● **What is asked**: Report each line of the data that includes the word "JSON".
Begin The records
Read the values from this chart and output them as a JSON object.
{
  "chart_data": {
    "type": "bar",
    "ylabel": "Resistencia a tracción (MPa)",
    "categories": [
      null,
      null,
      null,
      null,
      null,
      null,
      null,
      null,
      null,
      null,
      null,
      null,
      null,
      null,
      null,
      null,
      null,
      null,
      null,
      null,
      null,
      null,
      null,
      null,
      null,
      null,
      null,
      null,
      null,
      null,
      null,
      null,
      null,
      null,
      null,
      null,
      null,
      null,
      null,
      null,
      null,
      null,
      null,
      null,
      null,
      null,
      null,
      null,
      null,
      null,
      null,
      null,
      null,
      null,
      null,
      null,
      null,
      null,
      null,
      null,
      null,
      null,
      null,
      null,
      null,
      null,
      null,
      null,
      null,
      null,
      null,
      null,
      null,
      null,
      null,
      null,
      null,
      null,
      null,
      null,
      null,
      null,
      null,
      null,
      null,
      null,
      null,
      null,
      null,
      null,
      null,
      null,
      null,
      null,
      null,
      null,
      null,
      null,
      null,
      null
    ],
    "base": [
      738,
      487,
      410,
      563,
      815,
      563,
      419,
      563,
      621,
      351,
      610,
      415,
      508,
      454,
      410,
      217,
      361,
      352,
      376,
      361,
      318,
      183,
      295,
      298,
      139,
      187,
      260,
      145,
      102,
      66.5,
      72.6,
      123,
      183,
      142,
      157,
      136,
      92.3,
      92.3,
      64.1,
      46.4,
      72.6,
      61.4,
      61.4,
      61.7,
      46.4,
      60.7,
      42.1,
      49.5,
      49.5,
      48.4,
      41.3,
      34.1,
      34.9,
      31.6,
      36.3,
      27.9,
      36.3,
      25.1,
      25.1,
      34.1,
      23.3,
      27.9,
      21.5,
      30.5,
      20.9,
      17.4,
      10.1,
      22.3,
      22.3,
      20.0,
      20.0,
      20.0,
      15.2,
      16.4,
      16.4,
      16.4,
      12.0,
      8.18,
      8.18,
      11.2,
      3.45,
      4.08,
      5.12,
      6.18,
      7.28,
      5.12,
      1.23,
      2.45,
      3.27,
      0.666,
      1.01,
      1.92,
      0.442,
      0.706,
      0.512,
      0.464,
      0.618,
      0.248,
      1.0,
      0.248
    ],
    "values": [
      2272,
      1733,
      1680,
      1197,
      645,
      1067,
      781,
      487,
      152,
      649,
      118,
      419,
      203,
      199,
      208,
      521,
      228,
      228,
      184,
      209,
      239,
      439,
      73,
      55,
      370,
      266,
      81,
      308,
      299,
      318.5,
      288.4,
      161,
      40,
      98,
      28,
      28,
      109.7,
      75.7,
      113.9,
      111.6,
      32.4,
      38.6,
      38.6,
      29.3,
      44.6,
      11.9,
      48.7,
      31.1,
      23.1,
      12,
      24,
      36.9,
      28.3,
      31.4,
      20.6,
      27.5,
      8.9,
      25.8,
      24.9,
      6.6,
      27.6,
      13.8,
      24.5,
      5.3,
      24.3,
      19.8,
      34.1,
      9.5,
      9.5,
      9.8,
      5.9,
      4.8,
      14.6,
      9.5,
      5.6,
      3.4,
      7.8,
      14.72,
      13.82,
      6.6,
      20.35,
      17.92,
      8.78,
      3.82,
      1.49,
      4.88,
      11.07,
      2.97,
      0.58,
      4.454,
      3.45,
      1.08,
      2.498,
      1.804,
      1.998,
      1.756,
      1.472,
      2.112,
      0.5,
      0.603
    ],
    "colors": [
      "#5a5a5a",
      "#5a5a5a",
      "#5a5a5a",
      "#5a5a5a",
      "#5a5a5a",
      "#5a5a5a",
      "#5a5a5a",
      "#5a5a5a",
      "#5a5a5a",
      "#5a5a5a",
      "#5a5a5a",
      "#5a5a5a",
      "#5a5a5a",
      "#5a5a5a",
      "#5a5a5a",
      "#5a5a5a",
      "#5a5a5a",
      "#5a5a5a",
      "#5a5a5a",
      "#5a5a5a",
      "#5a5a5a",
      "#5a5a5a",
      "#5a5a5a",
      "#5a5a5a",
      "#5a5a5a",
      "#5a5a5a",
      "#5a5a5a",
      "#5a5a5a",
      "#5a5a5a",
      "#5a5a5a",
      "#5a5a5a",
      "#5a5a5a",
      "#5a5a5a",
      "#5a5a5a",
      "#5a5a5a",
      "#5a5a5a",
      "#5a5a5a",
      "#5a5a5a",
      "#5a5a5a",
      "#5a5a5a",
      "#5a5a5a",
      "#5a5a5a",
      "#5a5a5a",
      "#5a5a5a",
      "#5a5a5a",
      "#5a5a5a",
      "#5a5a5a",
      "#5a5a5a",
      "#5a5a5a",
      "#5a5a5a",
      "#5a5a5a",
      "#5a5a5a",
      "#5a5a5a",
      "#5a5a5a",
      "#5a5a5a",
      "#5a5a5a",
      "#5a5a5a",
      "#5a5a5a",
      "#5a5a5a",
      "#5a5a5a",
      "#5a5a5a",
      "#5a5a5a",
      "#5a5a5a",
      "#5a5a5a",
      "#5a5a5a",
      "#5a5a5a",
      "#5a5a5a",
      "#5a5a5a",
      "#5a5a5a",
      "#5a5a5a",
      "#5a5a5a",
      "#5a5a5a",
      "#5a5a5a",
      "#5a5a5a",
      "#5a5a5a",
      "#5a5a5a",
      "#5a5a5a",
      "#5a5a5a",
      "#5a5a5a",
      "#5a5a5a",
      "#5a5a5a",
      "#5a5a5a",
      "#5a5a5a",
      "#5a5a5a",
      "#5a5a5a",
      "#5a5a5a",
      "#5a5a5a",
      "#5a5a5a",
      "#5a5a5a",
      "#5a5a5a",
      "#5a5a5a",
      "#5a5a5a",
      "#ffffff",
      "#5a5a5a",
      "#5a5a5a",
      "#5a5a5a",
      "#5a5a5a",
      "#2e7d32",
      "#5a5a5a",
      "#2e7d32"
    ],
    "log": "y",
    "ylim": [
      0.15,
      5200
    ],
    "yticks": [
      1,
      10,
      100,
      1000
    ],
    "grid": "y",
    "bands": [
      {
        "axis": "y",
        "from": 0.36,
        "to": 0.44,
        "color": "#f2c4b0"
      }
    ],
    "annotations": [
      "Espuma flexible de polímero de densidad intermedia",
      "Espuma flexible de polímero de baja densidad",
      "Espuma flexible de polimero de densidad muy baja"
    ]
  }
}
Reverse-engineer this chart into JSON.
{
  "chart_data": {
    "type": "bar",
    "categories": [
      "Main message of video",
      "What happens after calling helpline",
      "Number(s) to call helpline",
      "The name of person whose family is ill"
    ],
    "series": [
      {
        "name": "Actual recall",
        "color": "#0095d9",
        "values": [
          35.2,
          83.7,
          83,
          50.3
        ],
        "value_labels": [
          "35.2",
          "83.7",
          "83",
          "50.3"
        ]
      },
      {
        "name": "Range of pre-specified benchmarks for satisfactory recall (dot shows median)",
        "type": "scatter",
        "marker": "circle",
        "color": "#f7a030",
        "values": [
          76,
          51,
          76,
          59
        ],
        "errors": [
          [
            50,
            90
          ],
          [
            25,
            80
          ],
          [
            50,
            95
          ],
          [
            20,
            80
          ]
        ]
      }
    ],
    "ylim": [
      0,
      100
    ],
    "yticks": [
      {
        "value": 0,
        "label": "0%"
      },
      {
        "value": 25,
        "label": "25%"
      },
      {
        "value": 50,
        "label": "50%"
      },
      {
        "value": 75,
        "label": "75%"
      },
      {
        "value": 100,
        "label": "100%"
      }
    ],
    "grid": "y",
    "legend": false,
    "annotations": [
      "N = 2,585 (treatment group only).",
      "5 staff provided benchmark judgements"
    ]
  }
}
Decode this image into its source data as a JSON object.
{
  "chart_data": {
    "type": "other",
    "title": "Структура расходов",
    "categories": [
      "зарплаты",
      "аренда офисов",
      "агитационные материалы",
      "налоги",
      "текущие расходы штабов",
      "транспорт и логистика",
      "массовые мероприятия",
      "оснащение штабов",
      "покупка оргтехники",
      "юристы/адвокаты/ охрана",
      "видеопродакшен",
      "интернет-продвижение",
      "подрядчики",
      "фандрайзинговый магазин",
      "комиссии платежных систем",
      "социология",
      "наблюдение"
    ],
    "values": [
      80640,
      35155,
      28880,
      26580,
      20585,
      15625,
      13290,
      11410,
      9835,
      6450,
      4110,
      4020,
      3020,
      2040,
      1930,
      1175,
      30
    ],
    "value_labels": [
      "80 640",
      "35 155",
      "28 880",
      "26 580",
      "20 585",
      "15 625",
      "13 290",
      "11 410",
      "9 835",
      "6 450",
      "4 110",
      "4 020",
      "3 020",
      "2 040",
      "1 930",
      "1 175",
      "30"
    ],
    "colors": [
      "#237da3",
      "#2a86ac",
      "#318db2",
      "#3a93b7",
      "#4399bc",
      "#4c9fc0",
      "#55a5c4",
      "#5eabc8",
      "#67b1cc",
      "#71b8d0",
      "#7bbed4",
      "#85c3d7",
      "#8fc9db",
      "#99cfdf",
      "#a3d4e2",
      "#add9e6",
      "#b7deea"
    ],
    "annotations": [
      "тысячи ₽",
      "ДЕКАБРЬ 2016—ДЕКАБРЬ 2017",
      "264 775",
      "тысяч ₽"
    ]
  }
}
End The records
● **Exercise response**:
Read the values from this chart and output them as a JSON object.
Reverse-engineer this chart into JSON.
Decode this image into its source data as a JSON object.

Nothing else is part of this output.